Task details –
Type out the records that follow, exactly as given.

Recorded information –
——

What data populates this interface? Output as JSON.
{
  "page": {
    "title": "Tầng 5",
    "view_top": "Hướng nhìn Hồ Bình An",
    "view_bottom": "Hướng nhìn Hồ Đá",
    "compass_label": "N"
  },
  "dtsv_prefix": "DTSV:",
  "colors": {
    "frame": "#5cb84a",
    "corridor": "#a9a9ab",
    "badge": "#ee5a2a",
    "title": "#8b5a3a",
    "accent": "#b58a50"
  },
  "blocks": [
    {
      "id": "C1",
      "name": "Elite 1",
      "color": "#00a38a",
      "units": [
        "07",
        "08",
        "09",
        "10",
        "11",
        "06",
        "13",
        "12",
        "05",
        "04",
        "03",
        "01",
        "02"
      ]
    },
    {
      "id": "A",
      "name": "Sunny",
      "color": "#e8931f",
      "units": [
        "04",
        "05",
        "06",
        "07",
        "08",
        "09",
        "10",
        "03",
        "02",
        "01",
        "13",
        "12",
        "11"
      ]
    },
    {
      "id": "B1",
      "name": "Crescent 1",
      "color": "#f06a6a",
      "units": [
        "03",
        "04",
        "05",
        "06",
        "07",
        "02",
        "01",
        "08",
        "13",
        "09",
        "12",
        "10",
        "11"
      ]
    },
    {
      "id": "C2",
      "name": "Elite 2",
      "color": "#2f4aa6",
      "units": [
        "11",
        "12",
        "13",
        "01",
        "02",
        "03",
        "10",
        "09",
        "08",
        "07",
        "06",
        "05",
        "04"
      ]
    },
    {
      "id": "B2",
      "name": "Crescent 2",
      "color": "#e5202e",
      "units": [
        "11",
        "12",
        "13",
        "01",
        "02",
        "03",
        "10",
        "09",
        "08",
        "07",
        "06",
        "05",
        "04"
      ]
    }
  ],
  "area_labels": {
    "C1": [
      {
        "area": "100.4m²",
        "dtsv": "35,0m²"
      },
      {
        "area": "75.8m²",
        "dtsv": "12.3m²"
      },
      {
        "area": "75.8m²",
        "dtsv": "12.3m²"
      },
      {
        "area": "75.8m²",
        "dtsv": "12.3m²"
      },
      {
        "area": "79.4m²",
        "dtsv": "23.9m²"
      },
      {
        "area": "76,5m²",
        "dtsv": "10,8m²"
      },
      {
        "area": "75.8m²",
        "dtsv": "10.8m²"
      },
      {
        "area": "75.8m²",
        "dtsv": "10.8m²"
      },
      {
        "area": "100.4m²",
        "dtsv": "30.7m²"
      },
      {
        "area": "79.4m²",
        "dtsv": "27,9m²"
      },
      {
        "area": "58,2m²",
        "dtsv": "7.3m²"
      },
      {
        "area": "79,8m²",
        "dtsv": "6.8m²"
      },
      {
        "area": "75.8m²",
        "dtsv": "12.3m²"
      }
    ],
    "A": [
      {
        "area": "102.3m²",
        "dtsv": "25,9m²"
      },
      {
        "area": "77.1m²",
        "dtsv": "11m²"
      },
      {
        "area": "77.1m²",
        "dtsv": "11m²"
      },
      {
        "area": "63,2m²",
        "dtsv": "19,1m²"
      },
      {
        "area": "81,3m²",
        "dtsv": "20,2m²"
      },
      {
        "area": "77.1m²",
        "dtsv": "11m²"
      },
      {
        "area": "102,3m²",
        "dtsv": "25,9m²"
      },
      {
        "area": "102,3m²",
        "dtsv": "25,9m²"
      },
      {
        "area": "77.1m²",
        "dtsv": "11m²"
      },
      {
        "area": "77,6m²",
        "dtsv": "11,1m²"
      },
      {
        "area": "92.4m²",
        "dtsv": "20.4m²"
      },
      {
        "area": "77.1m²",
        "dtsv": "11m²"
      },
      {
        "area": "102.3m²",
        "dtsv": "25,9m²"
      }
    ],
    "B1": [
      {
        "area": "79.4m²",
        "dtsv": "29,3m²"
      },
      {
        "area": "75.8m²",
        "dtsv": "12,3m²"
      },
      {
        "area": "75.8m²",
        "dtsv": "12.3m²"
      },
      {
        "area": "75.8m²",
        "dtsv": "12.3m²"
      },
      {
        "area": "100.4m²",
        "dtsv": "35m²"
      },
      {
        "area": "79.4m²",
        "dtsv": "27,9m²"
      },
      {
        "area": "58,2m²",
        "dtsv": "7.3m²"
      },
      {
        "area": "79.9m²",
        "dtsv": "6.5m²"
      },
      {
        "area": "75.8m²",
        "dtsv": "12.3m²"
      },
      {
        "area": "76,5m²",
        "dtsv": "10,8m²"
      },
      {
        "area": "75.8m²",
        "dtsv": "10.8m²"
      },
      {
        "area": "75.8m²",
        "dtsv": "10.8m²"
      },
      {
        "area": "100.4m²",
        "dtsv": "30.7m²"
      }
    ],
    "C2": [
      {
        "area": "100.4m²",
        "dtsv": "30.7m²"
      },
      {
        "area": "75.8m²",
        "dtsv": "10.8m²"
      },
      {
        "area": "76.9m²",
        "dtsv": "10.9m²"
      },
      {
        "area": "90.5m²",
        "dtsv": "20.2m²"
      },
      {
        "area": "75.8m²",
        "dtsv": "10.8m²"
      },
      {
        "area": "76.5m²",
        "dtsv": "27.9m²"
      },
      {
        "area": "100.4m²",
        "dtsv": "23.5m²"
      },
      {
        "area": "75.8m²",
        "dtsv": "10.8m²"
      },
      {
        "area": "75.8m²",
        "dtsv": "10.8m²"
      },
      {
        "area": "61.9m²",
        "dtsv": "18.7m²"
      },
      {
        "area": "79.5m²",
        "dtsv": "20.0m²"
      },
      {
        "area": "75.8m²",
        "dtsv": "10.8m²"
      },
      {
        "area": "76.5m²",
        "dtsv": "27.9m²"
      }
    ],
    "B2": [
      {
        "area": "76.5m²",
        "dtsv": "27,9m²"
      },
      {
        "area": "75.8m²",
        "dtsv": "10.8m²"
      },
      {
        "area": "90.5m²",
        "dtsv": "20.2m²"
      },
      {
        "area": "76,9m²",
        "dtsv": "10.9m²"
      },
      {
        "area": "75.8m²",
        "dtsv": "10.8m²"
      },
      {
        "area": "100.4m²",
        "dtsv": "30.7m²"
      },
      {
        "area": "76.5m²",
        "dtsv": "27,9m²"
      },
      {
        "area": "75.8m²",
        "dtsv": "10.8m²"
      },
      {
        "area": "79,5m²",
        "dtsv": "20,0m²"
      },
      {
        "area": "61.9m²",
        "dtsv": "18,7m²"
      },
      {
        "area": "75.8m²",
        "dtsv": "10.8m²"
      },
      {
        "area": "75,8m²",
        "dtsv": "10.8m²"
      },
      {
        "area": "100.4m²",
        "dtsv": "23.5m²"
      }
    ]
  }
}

——

Response –
What data populates this interface? Output as JSON.
{
  "page": {
    "title": "Tầng 5",
    "view_top": "Hướng nhìn Hồ Bình An",
    "view_bottom": "Hướng nhìn Hồ Đá",
    "compass_label": "N"
  },
  "dtsv_prefix": "DTSV:",
  "colors": {
    "frame": "#5cb84a",
    "corridor": "#a9a9ab",
    "badge": "#ee5a2a",
    "title": "#8b5a3a",
    "accent": "#b58a50"
  },
  "blocks": [
    {
      "id": "C1",
      "name": "Elite 1",
      "color": "#00a38a",
      "units": [
        "07",
        "08",
        "09",
        "10",
        "11",
        "06",
        "13",
        "12",
        "05",
        "04",
        "03",
        "01",
        "02"
      ]
    },
    {
      "id": "A",
      "name": "Sunny",
      "color": "#e8931f",
      "units": [
        "04",
        "05",
        "06",
        "07",
        "08",
        "09",
        "10",
        "03",
        "02",
        "01",
        "13",
        "12",
        "11"
      ]
    },
    {
      "id": "B1",
      "name": "Crescent 1",
      "color": "#f06a6a",
      "units": [
        "03",
        "04",
        "05",
        "06",
        "07",
        "02",
        "01",
        "08",
        "13",
        "09",
        "12",
        "10",
        "11"
      ]
    },
    {
      "id": "C2",
      "name": "Elite 2",
      "color": "#2f4aa6",
      "units": [
        "11",
        "12",
        "13",
        "01",
        "02",
        "03",
        "10",
        "09",
        "08",
        "07",
        "06",
        "05",
        "04"
      ]
    },
    {
      "id": "B2",
      "name": "Crescent 2",
      "color": "#e5202e",
      "units": [
        "11",
        "12",
        "13",
        "01",
        "02",
        "03",
        "10",
        "09",
        "08",
        "07",
        "06",
        "05",
        "04"
      ]
    }
  ],
  "area_labels": {
    "C1": [
      {
        "area": "100.4m²",
        "dtsv": "35,0m²"
      },
      {
        "area": "75.8m²",
        "dtsv": "12.3m²"
      },
      {
        "area": "75.8m²",
        "dtsv": "12.3m²"
      },
      {
        "area": "75.8m²",
        "dtsv": "12.3m²"
      },
      {
        "area": "79.4m²",
        "dtsv": "23.9m²"
      },
      {
        "area": "76,5m²",
        "dtsv": "10,8m²"
      },
      {
        "area": "75.8m²",
        "dtsv": "10.8m²"
      },
      {
        "area": "75.8m²",
        "dtsv": "10.8m²"
      },
      {
        "area": "100.4m²",
        "dtsv": "30.7m²"
      },
      {
        "area": "79.4m²",
        "dtsv": "27,9m²"
      },
      {
        "area": "58,2m²",
        "dtsv": "7.3m²"
      },
      {
        "area": "79,8m²",
        "dtsv": "6.8m²"
      },
      {
        "area": "75.8m²",
        "dtsv": "12.3m²"
      }
    ],
    "A": [
      {
        "area": "102.3m²",
        "dtsv": "25,9m²"
      },
      {
        "area": "77.1m²",
        "dtsv": "11m²"
      },
      {
        "area": "77.1m²",
        "dtsv": "11m²"
      },
      {
        "area": "63,2m²",
        "dtsv": "19,1m²"
      },
      {
        "area": "81,3m²",
        "dtsv": "20,2m²"
      },
      {
        "area": "77.1m²",
        "dtsv": "11m²"
      },
      {
        "area": "102,3m²",
        "dtsv": "25,9m²"
      },
      {
        "area": "102,3m²",
        "dtsv": "25,9m²"
      },
      {
        "area": "77.1m²",
        "dtsv": "11m²"
      },
      {
        "area": "77,6m²",
        "dtsv": "11,1m²"
      },
      {
        "area": "92.4m²",
        "dtsv": "20.4m²"
      },
      {
        "area": "77.1m²",
        "dtsv": "11m²"
      },
      {
        "area": "102.3m²",
        "dtsv": "25,9m²"
      }
    ],
    "B1": [
      {
        "area": "79.4m²",
        "dtsv": "29,3m²"
      },
      {
        "area": "75.8m²",
        "dtsv": "12,3m²"
      },
      {
        "area": "75.8m²",
        "dtsv": "12.3m²"
      },
      {
        "area": "75.8m²",
        "dtsv": "12.3m²"
      },
      {
        "area": "100.4m²",
        "dtsv": "35m²"
      },
      {
        "area": "79.4m²",
        "dtsv": "27,9m²"
      },
      {
        "area": "58,2m²",
        "dtsv": "7.3m²"
      },
      {
        "area": "79.9m²",
        "dtsv": "6.5m²"
      },
      {
        "area": "75.8m²",
        "dtsv": "12.3m²"
      },
      {
        "area": "76,5m²",
        "dtsv": "10,8m²"
      },
      {
        "area": "75.8m²",
        "dtsv": "10.8m²"
      },
      {
        "area": "75.8m²",
        "dtsv": "10.8m²"
      },
      {
        "area": "100.4m²",
        "dtsv": "30.7m²"
      }
    ],
    "C2": [
      {
        "area": "100.4m²",
        "dtsv": "30.7m²"
      },
      {
        "area": "75.8m²",
        "dtsv": "10.8m²"
      },
      {
        "area": "76.9m²",
        "dtsv": "10.9m²"
      },
      {
        "area": "90.5m²",
        "dtsv": "20.2m²"
      },
      {
        "area": "75.8m²",
        "dtsv": "10.8m²"
      },
      {
        "area": "76.5m²",
        "dtsv": "27.9m²"
      },
      {
        "area": "100.4m²",
        "dtsv": "23.5m²"
      },
      {
        "area": "75.8m²",
        "dtsv": "10.8m²"
      },
      {
        "area": "75.8m²",
        "dtsv": "10.8m²"
      },
      {
        "area": "61.9m²",
        "dtsv": "18.7m²"
      },
      {
        "area": "79.5m²",
        "dtsv": "20.0m²"
      },
      {
        "area": "75.8m²",
        "dtsv": "10.8m²"
      },
      {
        "area": "76.5m²",
        "dtsv": "27.9m²"
      }
    ],
    "B2": [
      {
        "area": "76.5m²",
        "dtsv": "27,9m²"
      },
      {
        "area": "75.8m²",
        "dtsv": "10.8m²"
      },
      {
        "area": "90.5m²",
        "dtsv": "20.2m²"
      },
      {
        "area": "76,9m²",
        "dtsv": "10.9m²"
      },
      {
        "area": "75.8m²",
        "dtsv": "10.8m²"
      },
      {
        "area": "100.4m²",
        "dtsv": "30.7m²"
      },
      {
        "area": "76.5m²",
        "dtsv": "27,9m²"
      },
      {
        "area": "75.8m²",
        "dtsv": "10.8m²"
      },
      {
        "area": "79,5m²",
        "dtsv": "20,0m²"
      },
      {
        "area": "61.9m²",
        "dtsv": "18,7m²"
      },
      {
        "area": "75.8m²",
        "dtsv": "10.8m²"
      },
      {
        "area": "75,8m²",
        "dtsv": "10.8m²"
      },
      {
        "area": "100.4m²",
        "dtsv": "23.5m²"
      }
    ]
  }
}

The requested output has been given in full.